*** THE INPUT

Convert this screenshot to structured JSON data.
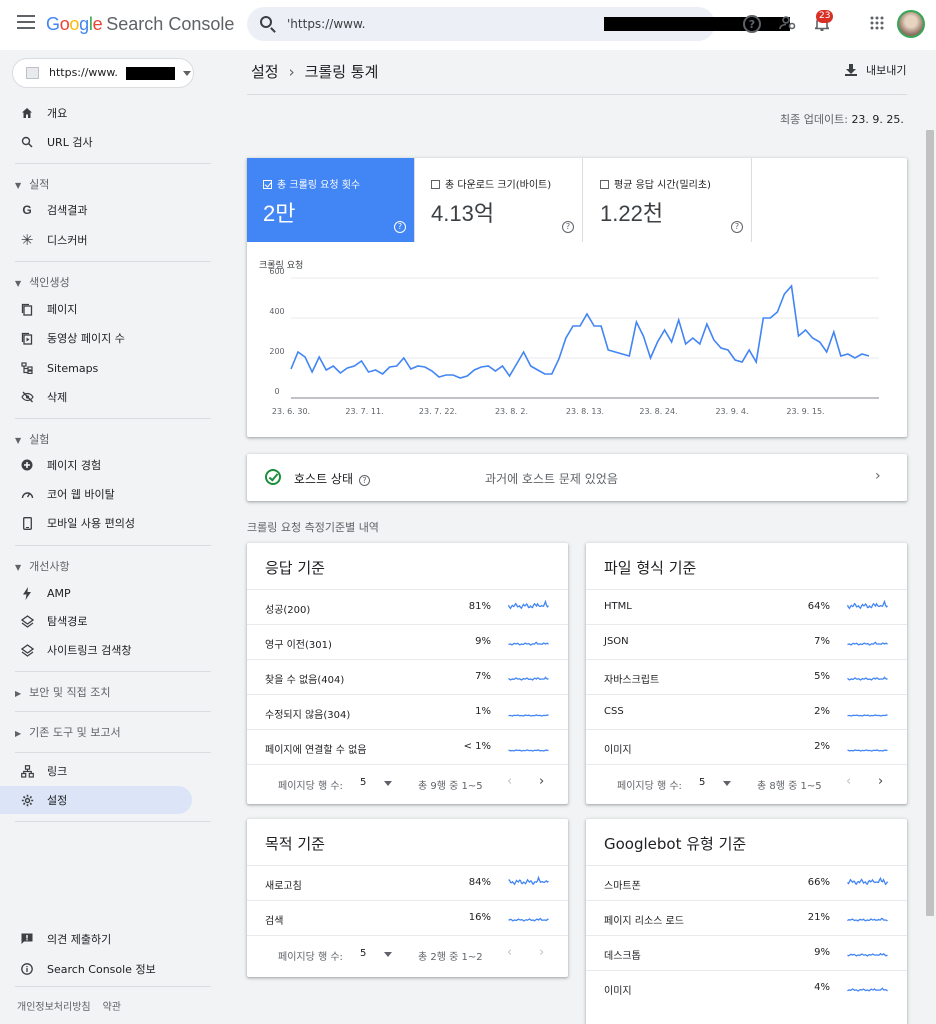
{
  "app": {
    "logo_google": "Google",
    "logo_product": "Search Console",
    "search_value": "'https://www."
  },
  "topbar": {
    "notifications_count": "23"
  },
  "property": {
    "label": "https://www."
  },
  "sidebar": {
    "items": [
      {
        "label": "개요",
        "icon": "home-icon"
      },
      {
        "label": "URL 검사",
        "icon": "search-icon"
      }
    ],
    "sec_performance": "실적",
    "performance_items": [
      {
        "label": "검색결과",
        "icon": "google-g-icon"
      },
      {
        "label": "디스커버",
        "icon": "asterisk-icon"
      }
    ],
    "sec_indexing": "색인생성",
    "indexing_items": [
      {
        "label": "페이지",
        "icon": "pages-icon"
      },
      {
        "label": "동영상 페이지 수",
        "icon": "video-page-icon"
      },
      {
        "label": "Sitemaps",
        "icon": "sitemap-icon"
      },
      {
        "label": "삭제",
        "icon": "eye-off-icon"
      }
    ],
    "sec_experience": "실험",
    "experience_items": [
      {
        "label": "페이지 경험",
        "icon": "plus-circle-icon"
      },
      {
        "label": "코어 웹 바이탈",
        "icon": "speedometer-icon"
      },
      {
        "label": "모바일 사용 편의성",
        "icon": "phone-icon"
      }
    ],
    "sec_enhancements": "개선사항",
    "enhancement_items": [
      {
        "label": "AMP",
        "icon": "bolt-icon"
      },
      {
        "label": "탐색경로",
        "icon": "layers-icon"
      },
      {
        "label": "사이트링크 검색창",
        "icon": "layers-icon"
      }
    ],
    "sec_security": "보안 및 직접 조치",
    "sec_legacy": "기존 도구 및 보고서",
    "links_label": "링크",
    "settings_label": "설정",
    "feedback_label": "의견 제출하기",
    "about_label": "Search Console 정보",
    "privacy_label": "개인정보처리방침",
    "terms_label": "약관"
  },
  "header": {
    "crumb_parent": "설정",
    "crumb_sep": "›",
    "crumb_current": "크롤링 통계",
    "export_label": "내보내기",
    "updated_label": "최종 업데이트:",
    "updated_value": "23. 9. 25."
  },
  "metrics": [
    {
      "label": "총 크롤링 요청 횟수",
      "value": "2만",
      "selected": true
    },
    {
      "label": "총 다운로드 크기(바이트)",
      "value": "4.13억",
      "selected": false
    },
    {
      "label": "평균 응답 시간(밀리초)",
      "value": "1.22천",
      "selected": false
    }
  ],
  "chart_data": {
    "type": "line",
    "ylabel": "크롤링 요청",
    "ylim": [
      0,
      600
    ],
    "yticks": [
      "600",
      "400",
      "200",
      "0"
    ],
    "xticks": [
      "23. 6. 30.",
      "23. 7. 11.",
      "23. 7. 22.",
      "23. 8. 2.",
      "23. 8. 13.",
      "23. 8. 24.",
      "23. 9. 4.",
      "23. 9. 15."
    ],
    "color": "#4285f4",
    "series": [
      {
        "values": [
          145,
          230,
          205,
          130,
          205,
          140,
          160,
          125,
          150,
          160,
          185,
          130,
          140,
          120,
          155,
          160,
          200,
          145,
          160,
          155,
          135,
          105,
          115,
          115,
          100,
          110,
          140,
          155,
          160,
          135,
          160,
          110,
          170,
          230,
          160,
          140,
          120,
          120,
          195,
          300,
          360,
          360,
          420,
          360,
          360,
          240,
          230,
          220,
          210,
          380,
          310,
          200,
          280,
          340,
          280,
          390,
          270,
          300,
          270,
          370,
          290,
          250,
          240,
          190,
          180,
          240,
          180,
          400,
          400,
          430,
          520,
          560,
          310,
          340,
          300,
          280,
          230,
          330,
          210,
          220,
          200,
          220,
          210
        ]
      }
    ]
  },
  "host_status": {
    "title": "호스트 상태",
    "message": "과거에 호스트 문제 있었음"
  },
  "breakdown_title": "크롤링 요청 측정기준별 내역",
  "breakdowns": {
    "response": {
      "title": "응답 기준",
      "rows": [
        {
          "name": "성공(200)",
          "pct": "81%"
        },
        {
          "name": "영구 이전(301)",
          "pct": "9%"
        },
        {
          "name": "찾을 수 없음(404)",
          "pct": "7%"
        },
        {
          "name": "수정되지 않음(304)",
          "pct": "1%"
        },
        {
          "name": "페이지에 연결할 수 없음",
          "pct": "< 1%"
        }
      ],
      "rows_per_page_label": "페이지당 행 수:",
      "rows_per_page": "5",
      "count": "총 9행 중 1~5"
    },
    "filetype": {
      "title": "파일 형식 기준",
      "rows": [
        {
          "name": "HTML",
          "pct": "64%"
        },
        {
          "name": "JSON",
          "pct": "7%"
        },
        {
          "name": "자바스크립트",
          "pct": "5%"
        },
        {
          "name": "CSS",
          "pct": "2%"
        },
        {
          "name": "이미지",
          "pct": "2%"
        }
      ],
      "rows_per_page_label": "페이지당 행 수:",
      "rows_per_page": "5",
      "count": "총 8행 중 1~5"
    },
    "purpose": {
      "title": "목적 기준",
      "rows": [
        {
          "name": "새로고침",
          "pct": "84%"
        },
        {
          "name": "검색",
          "pct": "16%"
        }
      ],
      "rows_per_page_label": "페이지당 행 수:",
      "rows_per_page": "5",
      "count": "총 2행 중 1~2"
    },
    "googlebot": {
      "title": "Googlebot 유형 기준",
      "rows": [
        {
          "name": "스마트폰",
          "pct": "66%"
        },
        {
          "name": "페이지 리소스 로드",
          "pct": "21%"
        },
        {
          "name": "데스크톱",
          "pct": "9%"
        },
        {
          "name": "이미지",
          "pct": "4%"
        }
      ]
    }
  }
}
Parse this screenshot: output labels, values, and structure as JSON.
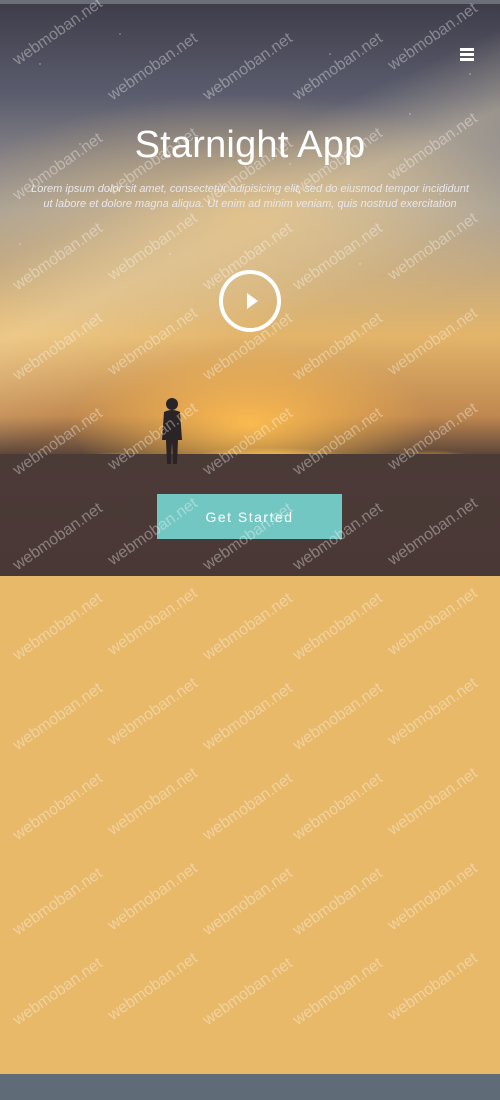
{
  "hero": {
    "title": "Starnight App",
    "subtitle": "Lorem ipsum dolor sit amet, consectetur adipisicing elit, sed do eiusmod tempor incididunt ut labore et dolore magna aliqua. Ut enim ad minim veniam, quis nostrud exercitation",
    "cta_label": "Get Started"
  },
  "icons": {
    "menu": "hamburger-menu-icon",
    "play": "play-icon"
  },
  "watermark": {
    "text": "webmoban.net"
  },
  "colors": {
    "cta_background": "#73c7c3",
    "content_background": "#e9b96a",
    "footer_background": "#5f6c77"
  }
}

******

§ **CHALLENGE**: State how many lines of the listing hold the string "screenshot"; reply with the number and nothing else.

§ **CORRECT RESULT**: 2